= Problem requirements =
Reproduce the material exactly, omitting nothing.

# start of Stored data

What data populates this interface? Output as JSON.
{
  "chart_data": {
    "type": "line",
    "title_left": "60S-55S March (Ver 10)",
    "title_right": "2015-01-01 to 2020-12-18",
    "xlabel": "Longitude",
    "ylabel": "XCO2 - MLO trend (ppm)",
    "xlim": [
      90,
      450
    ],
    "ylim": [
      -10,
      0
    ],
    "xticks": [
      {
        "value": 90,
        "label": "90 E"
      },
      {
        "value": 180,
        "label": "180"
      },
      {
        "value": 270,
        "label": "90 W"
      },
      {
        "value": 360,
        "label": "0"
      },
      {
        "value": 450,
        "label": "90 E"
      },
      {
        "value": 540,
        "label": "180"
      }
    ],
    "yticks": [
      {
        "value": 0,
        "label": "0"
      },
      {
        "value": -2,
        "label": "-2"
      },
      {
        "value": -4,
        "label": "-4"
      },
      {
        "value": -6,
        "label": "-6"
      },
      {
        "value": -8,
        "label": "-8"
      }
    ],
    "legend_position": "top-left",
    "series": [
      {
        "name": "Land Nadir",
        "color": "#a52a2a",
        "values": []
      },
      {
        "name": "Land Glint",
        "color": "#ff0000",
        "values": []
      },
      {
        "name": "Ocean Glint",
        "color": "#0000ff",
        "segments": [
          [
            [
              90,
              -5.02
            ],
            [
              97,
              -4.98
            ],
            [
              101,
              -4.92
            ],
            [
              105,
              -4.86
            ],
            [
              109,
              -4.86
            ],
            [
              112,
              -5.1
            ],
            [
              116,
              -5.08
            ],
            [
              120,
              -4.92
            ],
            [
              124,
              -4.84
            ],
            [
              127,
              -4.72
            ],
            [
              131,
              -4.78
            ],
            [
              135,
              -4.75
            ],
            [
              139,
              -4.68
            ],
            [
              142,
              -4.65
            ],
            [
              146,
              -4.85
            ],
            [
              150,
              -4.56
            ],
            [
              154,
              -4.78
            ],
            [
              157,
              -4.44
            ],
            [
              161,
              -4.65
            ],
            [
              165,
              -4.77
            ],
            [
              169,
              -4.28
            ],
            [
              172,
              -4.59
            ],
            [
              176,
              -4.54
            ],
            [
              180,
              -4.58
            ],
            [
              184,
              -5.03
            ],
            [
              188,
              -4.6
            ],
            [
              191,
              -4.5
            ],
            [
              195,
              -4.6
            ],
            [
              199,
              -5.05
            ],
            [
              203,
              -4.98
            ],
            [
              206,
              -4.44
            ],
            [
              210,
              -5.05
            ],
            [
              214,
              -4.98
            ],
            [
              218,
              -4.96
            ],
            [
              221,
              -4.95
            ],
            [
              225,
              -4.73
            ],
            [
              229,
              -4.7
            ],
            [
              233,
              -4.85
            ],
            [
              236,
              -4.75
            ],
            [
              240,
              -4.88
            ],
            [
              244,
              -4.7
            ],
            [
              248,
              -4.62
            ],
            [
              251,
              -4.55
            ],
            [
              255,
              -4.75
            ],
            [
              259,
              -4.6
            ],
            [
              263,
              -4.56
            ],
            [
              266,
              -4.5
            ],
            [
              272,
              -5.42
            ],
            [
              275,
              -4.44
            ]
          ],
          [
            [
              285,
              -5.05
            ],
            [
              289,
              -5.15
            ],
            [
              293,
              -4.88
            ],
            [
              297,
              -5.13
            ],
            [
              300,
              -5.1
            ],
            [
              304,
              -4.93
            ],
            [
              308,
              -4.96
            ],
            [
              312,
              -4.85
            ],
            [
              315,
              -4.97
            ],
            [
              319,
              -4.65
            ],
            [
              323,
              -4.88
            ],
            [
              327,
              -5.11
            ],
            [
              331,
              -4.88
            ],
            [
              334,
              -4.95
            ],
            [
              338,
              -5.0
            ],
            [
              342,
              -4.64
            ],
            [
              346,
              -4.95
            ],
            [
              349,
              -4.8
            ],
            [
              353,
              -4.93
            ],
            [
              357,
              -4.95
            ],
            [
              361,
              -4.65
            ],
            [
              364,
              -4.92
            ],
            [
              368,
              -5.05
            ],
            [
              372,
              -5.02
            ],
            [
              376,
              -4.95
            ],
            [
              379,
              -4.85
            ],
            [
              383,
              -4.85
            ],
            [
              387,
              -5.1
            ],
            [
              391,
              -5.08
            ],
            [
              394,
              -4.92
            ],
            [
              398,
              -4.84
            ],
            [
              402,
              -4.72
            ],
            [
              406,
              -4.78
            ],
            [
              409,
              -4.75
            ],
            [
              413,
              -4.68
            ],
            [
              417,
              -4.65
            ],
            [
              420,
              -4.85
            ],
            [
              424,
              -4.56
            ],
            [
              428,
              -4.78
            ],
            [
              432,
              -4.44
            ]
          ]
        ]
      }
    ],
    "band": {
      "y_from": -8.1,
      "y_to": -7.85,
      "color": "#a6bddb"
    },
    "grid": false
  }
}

# end of Stored data

= Result =
What data populates this interface? Output as JSON.
{
  "chart_data": {
    "type": "line",
    "title_left": "60S-55S March (Ver 10)",
    "title_right": "2015-01-01 to 2020-12-18",
    "xlabel": "Longitude",
    "ylabel": "XCO2 - MLO trend (ppm)",
    "xlim": [
      90,
      450
    ],
    "ylim": [
      -10,
      0
    ],
    "xticks": [
      {
        "value": 90,
        "label": "90 E"
      },
      {
        "value": 180,
        "label": "180"
      },
      {
        "value": 270,
        "label": "90 W"
      },
      {
        "value": 360,
        "label": "0"
      },
      {
        "value": 450,
        "label": "90 E"
      },
      {
        "value": 540,
        "label": "180"
      }
    ],
    "yticks": [
      {
        "value": 0,
        "label": "0"
      },
      {
        "value": -2,
        "label": "-2"
      },
      {
        "value": -4,
        "label": "-4"
      },
      {
        "value": -6,
        "label": "-6"
      },
      {
        "value": -8,
        "label": "-8"
      }
    ],
    "legend_position": "top-left",
    "series": [
      {
        "name": "Land Nadir",
        "color": "#a52a2a",
        "values": []
      },
      {
        "name": "Land Glint",
        "color": "#ff0000",
        "values": []
      },
      {
        "name": "Ocean Glint",
        "color": "#0000ff",
        "segments": [
          [
            [
              90,
              -5.02
            ],
            [
              97,
              -4.98
            ],
            [
              101,
              -4.92
            ],
            [
              105,
              -4.86
            ],
            [
              109,
              -4.86
            ],
            [
              112,
              -5.1
            ],
            [
              116,
              -5.08
            ],
            [
              120,
              -4.92
            ],
            [
              124,
              -4.84
            ],
            [
              127,
              -4.72
            ],
            [
              131,
              -4.78
            ],
            [
              135,
              -4.75
            ],
            [
              139,
              -4.68
            ],
            [
              142,
              -4.65
            ],
            [
              146,
              -4.85
            ],
            [
              150,
              -4.56
            ],
            [
              154,
              -4.78
            ],
            [
              157,
              -4.44
            ],
            [
              161,
              -4.65
            ],
            [
              165,
              -4.77
            ],
            [
              169,
              -4.28
            ],
            [
              172,
              -4.59
            ],
            [
              176,
              -4.54
            ],
            [
              180,
              -4.58
            ],
            [
              184,
              -5.03
            ],
            [
              188,
              -4.6
            ],
            [
              191,
              -4.5
            ],
            [
              195,
              -4.6
            ],
            [
              199,
              -5.05
            ],
            [
              203,
              -4.98
            ],
            [
              206,
              -4.44
            ],
            [
              210,
              -5.05
            ],
            [
              214,
              -4.98
            ],
            [
              218,
              -4.96
            ],
            [
              221,
              -4.95
            ],
            [
              225,
              -4.73
            ],
            [
              229,
              -4.7
            ],
            [
              233,
              -4.85
            ],
            [
              236,
              -4.75
            ],
            [
              240,
              -4.88
            ],
            [
              244,
              -4.7
            ],
            [
              248,
              -4.62
            ],
            [
              251,
              -4.55
            ],
            [
              255,
              -4.75
            ],
            [
              259,
              -4.6
            ],
            [
              263,
              -4.56
            ],
            [
              266,
              -4.5
            ],
            [
              272,
              -5.42
            ],
            [
              275,
              -4.44
            ]
          ],
          [
            [
              285,
              -5.05
            ],
            [
              289,
              -5.15
            ],
            [
              293,
              -4.88
            ],
            [
              297,
              -5.13
            ],
            [
              300,
              -5.1
            ],
            [
              304,
              -4.93
            ],
            [
              308,
              -4.96
            ],
            [
              312,
              -4.85
            ],
            [
              315,
              -4.97
            ],
            [
              319,
              -4.65
            ],
            [
              323,
              -4.88
            ],
            [
              327,
              -5.11
            ],
            [
              331,
              -4.88
            ],
            [
              334,
              -4.95
            ],
            [
              338,
              -5.0
            ],
            [
              342,
              -4.64
            ],
            [
              346,
              -4.95
            ],
            [
              349,
              -4.8
            ],
            [
              353,
              -4.93
            ],
            [
              357,
              -4.95
            ],
            [
              361,
              -4.65
            ],
            [
              364,
              -4.92
            ],
            [
              368,
              -5.05
            ],
            [
              372,
              -5.02
            ],
            [
              376,
              -4.95
            ],
            [
              379,
              -4.85
            ],
            [
              383,
              -4.85
            ],
            [
              387,
              -5.1
            ],
            [
              391,
              -5.08
            ],
            [
              394,
              -4.92
            ],
            [
              398,
              -4.84
            ],
            [
              402,
              -4.72
            ],
            [
              406,
              -4.78
            ],
            [
              409,
              -4.75
            ],
            [
              413,
              -4.68
            ],
            [
              417,
              -4.65
            ],
            [
              420,
              -4.85
            ],
            [
              424,
              -4.56
            ],
            [
              428,
              -4.78
            ],
            [
              432,
              -4.44
            ]
          ]
        ]
      }
    ],
    "band": {
      "y_from": -8.1,
      "y_to": -7.85,
      "color": "#a6bddb"
    },
    "grid": false
  }
}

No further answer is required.